**WRITTEN EXERCISE:** Your answer should be one number: how many lines of the records hold the string "JSON".

**RAW DATA:**
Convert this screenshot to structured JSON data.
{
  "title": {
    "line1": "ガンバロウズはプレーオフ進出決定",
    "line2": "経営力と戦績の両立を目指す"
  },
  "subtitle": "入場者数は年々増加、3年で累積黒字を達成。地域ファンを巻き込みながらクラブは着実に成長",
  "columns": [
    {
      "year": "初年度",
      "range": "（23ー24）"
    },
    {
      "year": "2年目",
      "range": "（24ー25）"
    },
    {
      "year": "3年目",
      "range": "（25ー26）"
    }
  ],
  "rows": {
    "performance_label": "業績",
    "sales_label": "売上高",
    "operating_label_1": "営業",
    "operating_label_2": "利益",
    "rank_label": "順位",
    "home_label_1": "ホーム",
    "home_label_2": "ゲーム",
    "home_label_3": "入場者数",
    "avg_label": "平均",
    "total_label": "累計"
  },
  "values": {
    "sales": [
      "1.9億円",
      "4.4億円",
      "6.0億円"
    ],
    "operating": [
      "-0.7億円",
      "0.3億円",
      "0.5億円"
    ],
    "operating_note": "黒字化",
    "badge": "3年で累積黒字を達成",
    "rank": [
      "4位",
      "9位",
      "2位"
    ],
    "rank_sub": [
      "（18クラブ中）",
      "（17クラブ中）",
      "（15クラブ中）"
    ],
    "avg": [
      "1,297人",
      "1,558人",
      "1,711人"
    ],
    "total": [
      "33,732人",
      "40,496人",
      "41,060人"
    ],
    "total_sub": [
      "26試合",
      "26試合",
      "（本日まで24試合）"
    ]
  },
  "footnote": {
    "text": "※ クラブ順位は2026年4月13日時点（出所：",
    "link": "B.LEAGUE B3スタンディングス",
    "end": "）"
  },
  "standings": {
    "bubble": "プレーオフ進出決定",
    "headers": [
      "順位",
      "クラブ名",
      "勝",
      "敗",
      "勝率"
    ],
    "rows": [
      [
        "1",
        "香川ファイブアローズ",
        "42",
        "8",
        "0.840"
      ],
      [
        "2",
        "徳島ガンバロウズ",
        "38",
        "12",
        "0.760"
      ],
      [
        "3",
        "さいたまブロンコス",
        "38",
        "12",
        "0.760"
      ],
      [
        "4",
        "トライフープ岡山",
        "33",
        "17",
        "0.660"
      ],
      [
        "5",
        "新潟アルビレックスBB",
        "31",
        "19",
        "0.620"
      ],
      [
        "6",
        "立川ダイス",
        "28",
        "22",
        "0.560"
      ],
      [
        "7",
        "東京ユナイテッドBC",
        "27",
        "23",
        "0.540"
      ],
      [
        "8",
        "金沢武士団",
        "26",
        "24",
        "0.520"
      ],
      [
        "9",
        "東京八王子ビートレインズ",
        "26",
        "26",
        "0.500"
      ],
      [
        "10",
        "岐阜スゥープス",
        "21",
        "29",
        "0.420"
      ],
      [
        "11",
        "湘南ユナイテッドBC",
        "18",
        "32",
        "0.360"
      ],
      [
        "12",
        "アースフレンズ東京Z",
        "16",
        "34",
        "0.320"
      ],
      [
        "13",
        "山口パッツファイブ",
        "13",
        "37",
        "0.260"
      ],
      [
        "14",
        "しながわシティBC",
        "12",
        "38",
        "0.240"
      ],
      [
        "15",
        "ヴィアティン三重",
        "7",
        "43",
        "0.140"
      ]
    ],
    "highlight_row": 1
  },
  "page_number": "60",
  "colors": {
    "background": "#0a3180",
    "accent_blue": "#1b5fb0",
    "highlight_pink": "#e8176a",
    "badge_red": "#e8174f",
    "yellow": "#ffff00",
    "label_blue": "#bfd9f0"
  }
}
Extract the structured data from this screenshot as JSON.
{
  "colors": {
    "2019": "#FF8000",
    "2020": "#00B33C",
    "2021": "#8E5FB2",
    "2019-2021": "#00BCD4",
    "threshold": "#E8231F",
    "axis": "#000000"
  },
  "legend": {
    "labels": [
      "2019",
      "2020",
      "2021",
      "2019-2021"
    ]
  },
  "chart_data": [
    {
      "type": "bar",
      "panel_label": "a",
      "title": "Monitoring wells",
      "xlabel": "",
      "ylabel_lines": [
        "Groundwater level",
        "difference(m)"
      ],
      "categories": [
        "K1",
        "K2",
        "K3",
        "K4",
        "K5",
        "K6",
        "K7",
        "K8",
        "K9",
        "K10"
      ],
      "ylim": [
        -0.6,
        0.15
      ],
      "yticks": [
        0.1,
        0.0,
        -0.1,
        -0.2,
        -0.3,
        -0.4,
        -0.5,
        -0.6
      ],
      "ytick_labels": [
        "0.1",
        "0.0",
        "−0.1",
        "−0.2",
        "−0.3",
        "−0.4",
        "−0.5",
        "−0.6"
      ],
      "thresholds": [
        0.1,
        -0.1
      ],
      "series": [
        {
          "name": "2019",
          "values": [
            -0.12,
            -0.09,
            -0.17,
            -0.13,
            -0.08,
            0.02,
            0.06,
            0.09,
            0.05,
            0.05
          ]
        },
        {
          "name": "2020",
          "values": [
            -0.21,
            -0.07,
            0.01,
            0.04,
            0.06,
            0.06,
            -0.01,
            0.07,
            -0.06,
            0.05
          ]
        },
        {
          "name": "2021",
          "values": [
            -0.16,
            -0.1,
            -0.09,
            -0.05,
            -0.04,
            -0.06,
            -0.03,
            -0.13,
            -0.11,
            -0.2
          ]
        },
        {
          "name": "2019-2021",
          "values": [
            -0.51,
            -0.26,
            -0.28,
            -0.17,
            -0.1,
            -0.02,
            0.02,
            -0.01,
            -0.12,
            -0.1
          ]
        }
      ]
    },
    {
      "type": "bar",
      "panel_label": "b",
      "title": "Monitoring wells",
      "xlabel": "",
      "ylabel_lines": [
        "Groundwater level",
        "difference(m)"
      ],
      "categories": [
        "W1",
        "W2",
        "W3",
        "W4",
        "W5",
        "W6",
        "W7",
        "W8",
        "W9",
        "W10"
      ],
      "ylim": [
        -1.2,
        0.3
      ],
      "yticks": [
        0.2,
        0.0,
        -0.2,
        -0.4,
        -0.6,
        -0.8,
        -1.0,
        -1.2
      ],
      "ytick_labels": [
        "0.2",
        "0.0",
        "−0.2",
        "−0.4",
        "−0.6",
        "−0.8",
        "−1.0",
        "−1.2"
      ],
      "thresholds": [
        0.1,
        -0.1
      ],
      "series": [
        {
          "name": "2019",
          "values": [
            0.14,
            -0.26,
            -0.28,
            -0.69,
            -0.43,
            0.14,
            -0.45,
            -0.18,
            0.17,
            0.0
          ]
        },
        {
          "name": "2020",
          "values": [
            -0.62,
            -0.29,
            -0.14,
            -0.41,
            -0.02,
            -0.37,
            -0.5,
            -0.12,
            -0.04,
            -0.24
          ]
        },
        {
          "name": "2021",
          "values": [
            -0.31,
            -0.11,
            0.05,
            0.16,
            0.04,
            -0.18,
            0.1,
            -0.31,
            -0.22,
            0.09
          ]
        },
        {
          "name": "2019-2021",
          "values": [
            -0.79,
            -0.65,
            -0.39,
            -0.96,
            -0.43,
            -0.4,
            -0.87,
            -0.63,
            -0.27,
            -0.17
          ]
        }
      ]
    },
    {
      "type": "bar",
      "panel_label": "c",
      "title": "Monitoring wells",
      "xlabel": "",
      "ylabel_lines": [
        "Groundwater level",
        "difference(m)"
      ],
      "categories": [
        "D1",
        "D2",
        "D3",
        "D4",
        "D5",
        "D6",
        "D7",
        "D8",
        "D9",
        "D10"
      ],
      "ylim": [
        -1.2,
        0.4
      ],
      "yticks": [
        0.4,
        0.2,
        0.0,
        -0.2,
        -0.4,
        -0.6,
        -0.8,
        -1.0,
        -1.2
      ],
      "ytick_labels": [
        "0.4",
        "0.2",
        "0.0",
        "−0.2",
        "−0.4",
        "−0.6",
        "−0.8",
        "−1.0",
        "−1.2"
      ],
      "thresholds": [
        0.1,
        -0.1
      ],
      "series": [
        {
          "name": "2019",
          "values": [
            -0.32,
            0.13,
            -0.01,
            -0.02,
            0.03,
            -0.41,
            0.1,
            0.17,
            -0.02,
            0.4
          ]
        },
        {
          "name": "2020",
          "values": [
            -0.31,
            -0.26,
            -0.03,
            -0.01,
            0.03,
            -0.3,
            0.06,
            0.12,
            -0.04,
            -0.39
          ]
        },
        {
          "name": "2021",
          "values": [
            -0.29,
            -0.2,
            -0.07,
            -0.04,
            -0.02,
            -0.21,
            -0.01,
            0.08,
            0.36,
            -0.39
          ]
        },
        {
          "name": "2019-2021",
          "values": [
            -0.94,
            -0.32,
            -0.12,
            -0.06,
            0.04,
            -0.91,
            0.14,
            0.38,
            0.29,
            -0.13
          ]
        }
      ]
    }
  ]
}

**ANSWER TO THIS PROBLEM:** 2